> [Instruction] Copy out, exactly as given, every line from the line with "Serialize everything readable" to the end of the listing, both of those lines included.
---------- Excerpted records
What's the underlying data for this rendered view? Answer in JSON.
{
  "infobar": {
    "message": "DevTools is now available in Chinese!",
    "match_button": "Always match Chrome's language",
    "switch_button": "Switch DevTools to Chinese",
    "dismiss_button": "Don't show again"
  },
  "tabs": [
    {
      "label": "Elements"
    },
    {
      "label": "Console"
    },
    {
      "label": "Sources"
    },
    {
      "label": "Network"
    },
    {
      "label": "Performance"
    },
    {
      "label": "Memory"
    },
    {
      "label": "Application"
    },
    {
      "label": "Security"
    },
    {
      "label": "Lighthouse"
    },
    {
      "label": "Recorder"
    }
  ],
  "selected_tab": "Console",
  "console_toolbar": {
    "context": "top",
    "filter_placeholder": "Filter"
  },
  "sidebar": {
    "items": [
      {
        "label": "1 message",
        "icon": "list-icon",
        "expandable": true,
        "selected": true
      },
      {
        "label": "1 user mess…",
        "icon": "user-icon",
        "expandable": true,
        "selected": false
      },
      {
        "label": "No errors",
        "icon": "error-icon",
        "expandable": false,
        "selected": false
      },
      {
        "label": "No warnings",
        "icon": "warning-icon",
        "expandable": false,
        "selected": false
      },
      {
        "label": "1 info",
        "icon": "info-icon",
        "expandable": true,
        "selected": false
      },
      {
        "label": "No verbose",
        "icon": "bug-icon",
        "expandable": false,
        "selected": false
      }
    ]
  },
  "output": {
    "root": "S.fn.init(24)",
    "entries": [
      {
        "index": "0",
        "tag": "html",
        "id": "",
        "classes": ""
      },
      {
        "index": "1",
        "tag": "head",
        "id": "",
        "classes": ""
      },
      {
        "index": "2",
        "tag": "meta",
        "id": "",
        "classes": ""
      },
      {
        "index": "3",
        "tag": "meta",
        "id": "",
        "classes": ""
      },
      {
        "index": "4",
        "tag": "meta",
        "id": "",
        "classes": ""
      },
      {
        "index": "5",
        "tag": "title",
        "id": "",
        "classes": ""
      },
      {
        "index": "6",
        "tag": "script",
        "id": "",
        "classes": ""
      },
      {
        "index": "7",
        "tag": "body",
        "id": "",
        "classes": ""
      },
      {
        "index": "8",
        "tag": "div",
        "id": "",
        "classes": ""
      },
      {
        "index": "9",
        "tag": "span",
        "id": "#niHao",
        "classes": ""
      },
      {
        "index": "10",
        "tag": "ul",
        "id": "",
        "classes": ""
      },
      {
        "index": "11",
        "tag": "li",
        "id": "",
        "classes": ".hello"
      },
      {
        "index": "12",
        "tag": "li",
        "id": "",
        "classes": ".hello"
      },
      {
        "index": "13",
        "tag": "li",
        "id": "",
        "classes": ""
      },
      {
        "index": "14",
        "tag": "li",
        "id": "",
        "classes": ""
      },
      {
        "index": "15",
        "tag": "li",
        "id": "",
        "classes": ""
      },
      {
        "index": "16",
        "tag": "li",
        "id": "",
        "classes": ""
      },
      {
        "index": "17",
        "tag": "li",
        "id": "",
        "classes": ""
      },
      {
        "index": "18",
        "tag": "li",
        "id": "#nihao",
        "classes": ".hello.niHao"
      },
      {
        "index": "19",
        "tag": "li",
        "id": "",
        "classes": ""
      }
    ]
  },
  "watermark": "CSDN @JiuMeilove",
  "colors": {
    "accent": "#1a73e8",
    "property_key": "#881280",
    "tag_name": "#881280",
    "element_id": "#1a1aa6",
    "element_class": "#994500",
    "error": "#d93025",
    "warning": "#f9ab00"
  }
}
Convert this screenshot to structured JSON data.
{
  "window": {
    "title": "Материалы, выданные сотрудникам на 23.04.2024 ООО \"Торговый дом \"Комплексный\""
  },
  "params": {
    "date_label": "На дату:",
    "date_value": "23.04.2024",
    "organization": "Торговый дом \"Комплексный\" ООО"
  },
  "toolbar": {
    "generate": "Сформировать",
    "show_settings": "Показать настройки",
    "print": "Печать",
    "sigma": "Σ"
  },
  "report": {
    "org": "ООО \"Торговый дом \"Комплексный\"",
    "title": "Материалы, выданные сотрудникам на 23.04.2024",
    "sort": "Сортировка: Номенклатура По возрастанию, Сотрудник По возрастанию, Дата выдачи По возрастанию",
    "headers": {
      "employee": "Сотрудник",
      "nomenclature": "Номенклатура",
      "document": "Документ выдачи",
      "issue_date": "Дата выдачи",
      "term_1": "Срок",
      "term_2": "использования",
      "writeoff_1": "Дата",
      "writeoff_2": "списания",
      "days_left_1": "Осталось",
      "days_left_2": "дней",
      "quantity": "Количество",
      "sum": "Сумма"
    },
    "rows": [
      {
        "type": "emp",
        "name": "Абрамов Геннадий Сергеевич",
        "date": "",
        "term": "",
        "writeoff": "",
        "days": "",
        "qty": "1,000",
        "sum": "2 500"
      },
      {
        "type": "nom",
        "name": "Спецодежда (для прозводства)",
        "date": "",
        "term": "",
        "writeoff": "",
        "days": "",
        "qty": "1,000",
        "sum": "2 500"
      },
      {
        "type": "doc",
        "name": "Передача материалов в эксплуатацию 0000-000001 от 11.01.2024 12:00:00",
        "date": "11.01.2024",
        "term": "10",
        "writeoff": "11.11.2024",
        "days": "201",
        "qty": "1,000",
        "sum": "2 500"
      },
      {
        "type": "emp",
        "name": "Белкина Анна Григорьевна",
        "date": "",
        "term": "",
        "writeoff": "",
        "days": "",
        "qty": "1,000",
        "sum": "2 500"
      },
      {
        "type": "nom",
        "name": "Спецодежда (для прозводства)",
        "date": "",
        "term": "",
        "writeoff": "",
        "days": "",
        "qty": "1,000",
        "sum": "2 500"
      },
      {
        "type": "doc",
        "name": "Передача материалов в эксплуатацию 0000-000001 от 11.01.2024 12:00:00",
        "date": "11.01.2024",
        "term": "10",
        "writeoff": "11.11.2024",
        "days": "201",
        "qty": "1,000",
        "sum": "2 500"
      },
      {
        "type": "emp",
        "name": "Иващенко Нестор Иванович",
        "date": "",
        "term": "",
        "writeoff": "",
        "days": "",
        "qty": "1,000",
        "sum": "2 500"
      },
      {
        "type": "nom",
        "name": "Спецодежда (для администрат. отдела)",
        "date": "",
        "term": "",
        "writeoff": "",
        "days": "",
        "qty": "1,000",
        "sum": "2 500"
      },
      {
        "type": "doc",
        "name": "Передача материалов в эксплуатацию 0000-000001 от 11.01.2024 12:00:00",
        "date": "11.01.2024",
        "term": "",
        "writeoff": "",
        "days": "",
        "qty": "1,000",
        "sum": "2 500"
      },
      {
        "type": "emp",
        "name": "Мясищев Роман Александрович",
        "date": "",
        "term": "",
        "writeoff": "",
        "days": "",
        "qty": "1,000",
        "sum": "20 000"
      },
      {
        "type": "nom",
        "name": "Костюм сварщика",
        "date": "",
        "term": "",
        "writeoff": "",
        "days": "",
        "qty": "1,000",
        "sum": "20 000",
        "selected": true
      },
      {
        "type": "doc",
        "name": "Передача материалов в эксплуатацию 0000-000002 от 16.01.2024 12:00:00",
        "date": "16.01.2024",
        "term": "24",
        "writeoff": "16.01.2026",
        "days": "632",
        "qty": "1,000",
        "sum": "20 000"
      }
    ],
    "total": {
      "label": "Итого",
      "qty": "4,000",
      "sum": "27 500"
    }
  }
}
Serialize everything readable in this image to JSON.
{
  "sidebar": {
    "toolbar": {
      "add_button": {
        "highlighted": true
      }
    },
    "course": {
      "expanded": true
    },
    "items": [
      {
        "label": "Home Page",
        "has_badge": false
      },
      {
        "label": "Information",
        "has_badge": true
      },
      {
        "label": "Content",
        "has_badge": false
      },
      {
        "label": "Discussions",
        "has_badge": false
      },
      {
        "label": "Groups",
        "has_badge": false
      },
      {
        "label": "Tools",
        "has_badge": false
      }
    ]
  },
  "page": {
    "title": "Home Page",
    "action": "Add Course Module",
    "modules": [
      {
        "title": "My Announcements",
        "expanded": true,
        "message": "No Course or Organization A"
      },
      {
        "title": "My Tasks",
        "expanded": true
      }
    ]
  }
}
--------------------
> [Solution to this problem]
Serialize everything readable in this image to JSON.
{
  "sidebar": {
    "toolbar": {
      "add_button": {
        "highlighted": true
      }
    },
    "course": {
      "expanded": true
    },
    "items": [
      {
        "label": "Home Page",
        "has_badge": false
      },
      {
        "label": "Information",
        "has_badge": true
      },
      {
        "label": "Content",
        "has_badge": false
      },
      {
        "label": "Discussions",
        "has_badge": false
      },
      {
        "label": "Groups",
        "has_badge": false
      },
      {
        "label": "Tools",
        "has_badge": false
      }
    ]
  },
  "page": {
    "title": "Home Page",
    "action": "Add Course Module",
    "modules": [
      {
        "title": "My Announcements",
        "expanded": true,
        "message": "No Course or Organization A"
      },
      {
        "title": "My Tasks",
        "expanded": true
      }
    ]
  }
}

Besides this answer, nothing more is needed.